> [Dataset records]
--- begin ---
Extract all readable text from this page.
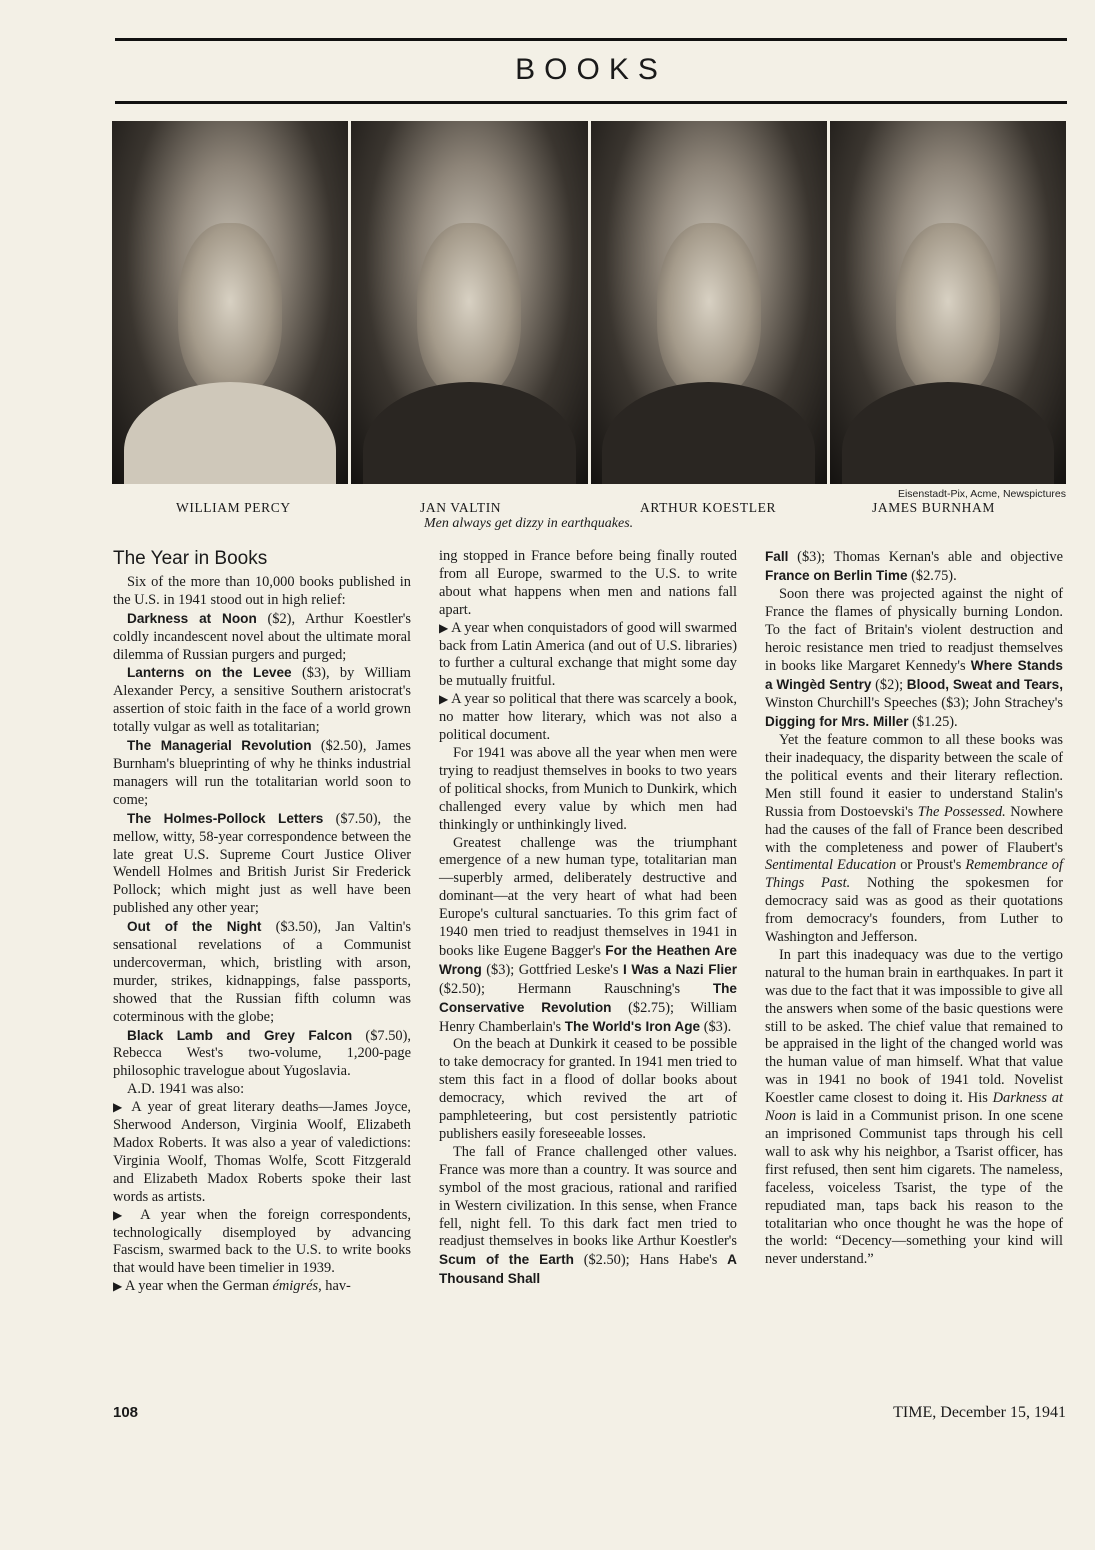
BOOKS
Eisenstadt-Pix, Acme, Newspictures
WILLIAM PERCY	JAN VALTIN	ARTHUR KOESTLER	JAMES BURNHAM
Men always get dizzy in earthquakes.

The Year in Books

Six of the more than 10,000 books published in the U.S. in 1941 stood out in high relief:

Darkness at Noon ($2), Arthur Koestler's coldly incandescent novel about the ultimate moral dilemma of Russian purgers and purged;

Lanterns on the Levee ($3), by William Alexander Percy, a sensitive Southern aristocrat's assertion of stoic faith in the face of a world grown totally vulgar as well as totalitarian;

The Managerial Revolution ($2.50), James Burnham's blueprinting of why he thinks industrial managers will run the totalitarian world soon to come;

The Holmes-Pollock Letters ($7.50), the mellow, witty, 58-year correspondence between the late great U.S. Supreme Court Justice Oliver Wendell Holmes and British Jurist Sir Frederick Pollock; which might just as well have been published any other year;

Out of the Night ($3.50), Jan Valtin's sensational revelations of a Communist undercoverman, which, bristling with arson, murder, strikes, kidnappings, false passports, showed that the Russian fifth column was coterminous with the globe;

Black Lamb and Grey Falcon ($7.50), Rebecca West's two-volume, 1,200-page philosophic travelogue about Yugoslavia.

A.D. 1941 was also:

▶ A year of great literary deaths—James Joyce, Sherwood Anderson, Virginia Woolf, Elizabeth Madox Roberts. It was also a year of valedictions: Virginia Woolf, Thomas Wolfe, Scott Fitzgerald and Elizabeth Madox Roberts spoke their last words as artists.

▶ A year when the foreign correspondents, technologically disemployed by advancing Fascism, swarmed back to the U.S. to write books that would have been timelier in 1939.

▶ A year when the German émigrés, hav-

ing stopped in France before being finally routed from all Europe, swarmed to the U.S. to write about what happens when men and nations fall apart.

▶ A year when conquistadors of good will swarmed back from Latin America (and out of U.S. libraries) to further a cultural exchange that might some day be mutually fruitful.

▶ A year so political that there was scarcely a book, no matter how literary, which was not also a political document.

For 1941 was above all the year when men were trying to readjust themselves in books to two years of political shocks, from Munich to Dunkirk, which challenged every value by which men had thinkingly or unthinkingly lived.

Greatest challenge was the triumphant emergence of a new human type, totalitarian man—superbly armed, deliberately destructive and dominant—at the very heart of what had been Europe's cultural sanctuaries. To this grim fact of 1940 men tried to readjust themselves in 1941 in books like Eugene Bagger's For the Heathen Are Wrong ($3); Gottfried Leske's I Was a Nazi Flier ($2.50); Hermann Rauschning's The Conservative Revolution ($2.75); William Henry Chamberlain's The World's Iron Age ($3).

On the beach at Dunkirk it ceased to be possible to take democracy for granted. In 1941 men tried to stem this fact in a flood of dollar books about democracy, which revived the art of pamphleteering, but cost persistently patriotic publishers easily foreseeable losses.

The fall of France challenged other values. France was more than a country. It was source and symbol of the most gracious, rational and rarified in Western civilization. In this sense, when France fell, night fell. To this dark fact men tried to readjust themselves in books like Arthur Koestler's Scum of the Earth ($2.50); Hans Habe's A Thousand Shall

Fall ($3); Thomas Kernan's able and objective France on Berlin Time ($2.75).

Soon there was projected against the night of France the flames of physically burning London. To the fact of Britain's violent destruction and heroic resistance men tried to readjust themselves in books like Margaret Kennedy's Where Stands a Wingèd Sentry ($2); Blood, Sweat and Tears, Winston Churchill's Speeches ($3); John Strachey's Digging for Mrs. Miller ($1.25).

Yet the feature common to all these books was their inadequacy, the disparity between the scale of the political events and their literary reflection. Men still found it easier to understand Stalin's Russia from Dostoevski's The Possessed. Nowhere had the causes of the fall of France been described with the completeness and power of Flaubert's Sentimental Education or Proust's Remembrance of Things Past. Nothing the spokesmen for democracy said was as good as their quotations from democracy's founders, from Luther to Washington and Jefferson.

In part this inadequacy was due to the vertigo natural to the human brain in earthquakes. In part it was due to the fact that it was impossible to give all the answers when some of the basic questions were still to be asked. The chief value that remained to be appraised in the light of the changed world was the human value of man himself. What that value was in 1941 no book of 1941 told. Novelist Koestler came closest to doing it. His Darkness at Noon is laid in a Communist prison. In one scene an imprisoned Communist taps through his cell wall to ask why his neighbor, a Tsarist officer, has first refused, then sent him cigarets. The nameless, faceless, voiceless Tsarist, the type of the repudiated man, taps back his reason to the totalitarian who once thought he was the hope of the world: “Decency—something your kind will never understand.”

108	TIME, December 15, 1941
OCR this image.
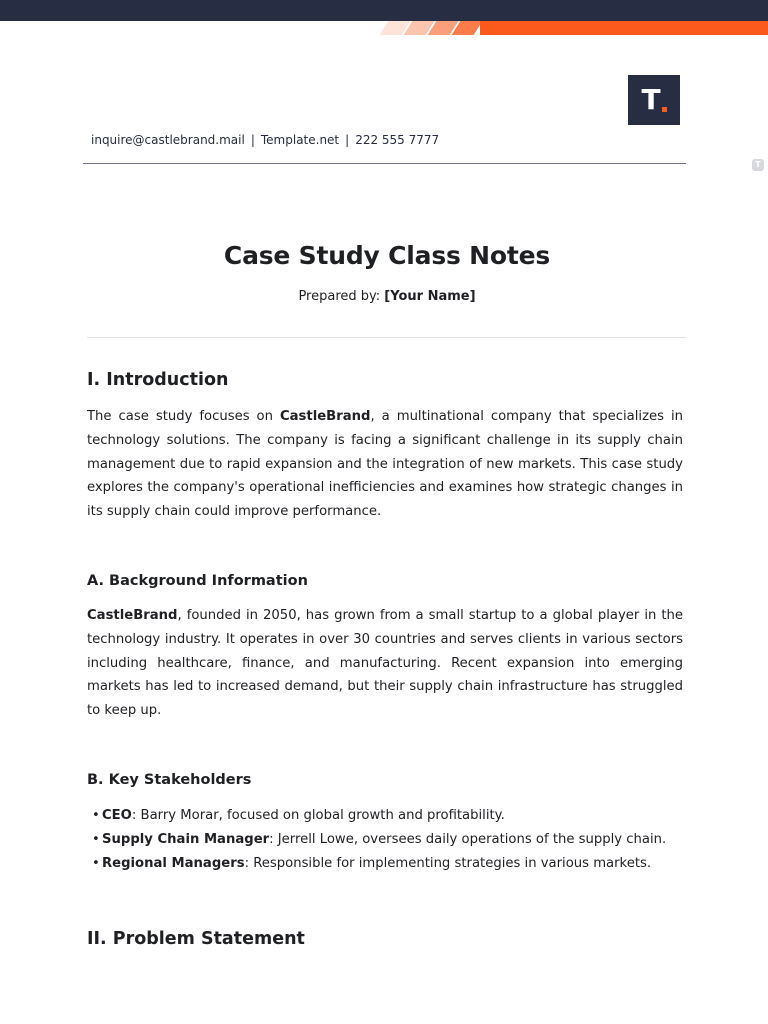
T
T
inquire@castlebrand.mail | Template.net | 222 555 7777
Case Study Class Notes
Prepared by: [Your Name]
I. Introduction

The case study focuses on CastleBrand, a multinational company that specializes in technology solutions. The company is facing a significant challenge in its supply chain management due to rapid expansion and the integration of new markets. This case study explores the company's operational inefficiencies and examines how strategic changes in its supply chain could improve performance.

A. Background Information

CastleBrand, founded in 2050, has grown from a small startup to a global player in the technology industry. It operates in over 30 countries and serves clients in various sectors including healthcare, finance, and manufacturing. Recent expansion into emerging markets has led to increased demand, but their supply chain infrastructure has struggled to keep up.

B. Key Stakeholders
• CEO: Barry Morar, focused on global growth and profitability.
• Supply Chain Manager: Jerrell Lowe, oversees daily operations of the supply chain.
• Regional Managers: Responsible for implementing strategies in various markets.
II. Problem Statement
--- end ---
Pictures don't belong in the copy. Transcribe every record exactly as it appears.

> [FINISHED ANSWER]
Extract all readable text from this page.
BOOKS
Eisenstadt-Pix, Acme, Newspictures
WILLIAM PERCY	JAN VALTIN	ARTHUR KOESTLER	JAMES BURNHAM
Men always get dizzy in earthquakes.

The Year in Books

Six of the more than 10,000 books published in the U.S. in 1941 stood out in high relief:

Darkness at Noon ($2), Arthur Koestler's coldly incandescent novel about the ultimate moral dilemma of Russian purgers and purged;

Lanterns on the Levee ($3), by William Alexander Percy, a sensitive Southern aristocrat's assertion of stoic faith in the face of a world grown totally vulgar as well as totalitarian;

The Managerial Revolution ($2.50), James Burnham's blueprinting of why he thinks industrial managers will run the totalitarian world soon to come;

The Holmes-Pollock Letters ($7.50), the mellow, witty, 58-year correspondence between the late great U.S. Supreme Court Justice Oliver Wendell Holmes and British Jurist Sir Frederick Pollock; which might just as well have been published any other year;

Out of the Night ($3.50), Jan Valtin's sensational revelations of a Communist undercoverman, which, bristling with arson, murder, strikes, kidnappings, false passports, showed that the Russian fifth column was coterminous with the globe;

Black Lamb and Grey Falcon ($7.50), Rebecca West's two-volume, 1,200-page philosophic travelogue about Yugoslavia.

A.D. 1941 was also:

▶ A year of great literary deaths—James Joyce, Sherwood Anderson, Virginia Woolf, Elizabeth Madox Roberts. It was also a year of valedictions: Virginia Woolf, Thomas Wolfe, Scott Fitzgerald and Elizabeth Madox Roberts spoke their last words as artists.

▶ A year when the foreign correspondents, technologically disemployed by advancing Fascism, swarmed back to the U.S. to write books that would have been timelier in 1939.

▶ A year when the German émigrés, hav-

ing stopped in France before being finally routed from all Europe, swarmed to the U.S. to write about what happens when men and nations fall apart.

▶ A year when conquistadors of good will swarmed back from Latin America (and out of U.S. libraries) to further a cultural exchange that might some day be mutually fruitful.

▶ A year so political that there was scarcely a book, no matter how literary, which was not also a political document.

For 1941 was above all the year when men were trying to readjust themselves in books to two years of political shocks, from Munich to Dunkirk, which challenged every value by which men had thinkingly or unthinkingly lived.

Greatest challenge was the triumphant emergence of a new human type, totalitarian man—superbly armed, deliberately destructive and dominant—at the very heart of what had been Europe's cultural sanctuaries. To this grim fact of 1940 men tried to readjust themselves in 1941 in books like Eugene Bagger's For the Heathen Are Wrong ($3); Gottfried Leske's I Was a Nazi Flier ($2.50); Hermann Rauschning's The Conservative Revolution ($2.75); William Henry Chamberlain's The World's Iron Age ($3).

On the beach at Dunkirk it ceased to be possible to take democracy for granted. In 1941 men tried to stem this fact in a flood of dollar books about democracy, which revived the art of pamphleteering, but cost persistently patriotic publishers easily foreseeable losses.

The fall of France challenged other values. France was more than a country. It was source and symbol of the most gracious, rational and rarified in Western civilization. In this sense, when France fell, night fell. To this dark fact men tried to readjust themselves in books like Arthur Koestler's Scum of the Earth ($2.50); Hans Habe's A Thousand Shall

Fall ($3); Thomas Kernan's able and objective France on Berlin Time ($2.75).

Soon there was projected against the night of France the flames of physically burning London. To the fact of Britain's violent destruction and heroic resistance men tried to readjust themselves in books like Margaret Kennedy's Where Stands a Wingèd Sentry ($2); Blood, Sweat and Tears, Winston Churchill's Speeches ($3); John Strachey's Digging for Mrs. Miller ($1.25).

Yet the feature common to all these books was their inadequacy, the disparity between the scale of the political events and their literary reflection. Men still found it easier to understand Stalin's Russia from Dostoevski's The Possessed. Nowhere had the causes of the fall of France been described with the completeness and power of Flaubert's Sentimental Education or Proust's Remembrance of Things Past. Nothing the spokesmen for democracy said was as good as their quotations from democracy's founders, from Luther to Washington and Jefferson.

In part this inadequacy was due to the vertigo natural to the human brain in earthquakes. In part it was due to the fact that it was impossible to give all the answers when some of the basic questions were still to be asked. The chief value that remained to be appraised in the light of the changed world was the human value of man himself. What that value was in 1941 no book of 1941 told. Novelist Koestler came closest to doing it. His Darkness at Noon is laid in a Communist prison. In one scene an imprisoned Communist taps through his cell wall to ask why his neighbor, a Tsarist officer, has first refused, then sent him cigarets. The nameless, faceless, voiceless Tsarist, the type of the repudiated man, taps back his reason to the totalitarian who once thought he was the hope of the world: “Decency—something your kind will never understand.”

108	TIME, December 15, 1941
OCR this image.
T
T
inquire@castlebrand.mail | Template.net | 222 555 7777
Case Study Class Notes
Prepared by: [Your Name]
I. Introduction

The case study focuses on CastleBrand, a multinational company that specializes in technology solutions. The company is facing a significant challenge in its supply chain management due to rapid expansion and the integration of new markets. This case study explores the company's operational inefficiencies and examines how strategic changes in its supply chain could improve performance.

A. Background Information

CastleBrand, founded in 2050, has grown from a small startup to a global player in the technology industry. It operates in over 30 countries and serves clients in various sectors including healthcare, finance, and manufacturing. Recent expansion into emerging markets has led to increased demand, but their supply chain infrastructure has struggled to keep up.

B. Key Stakeholders
• CEO: Barry Morar, focused on global growth and profitability.
• Supply Chain Manager: Jerrell Lowe, oversees daily operations of the supply chain.
• Regional Managers: Responsible for implementing strategies in various markets.
II. Problem Statement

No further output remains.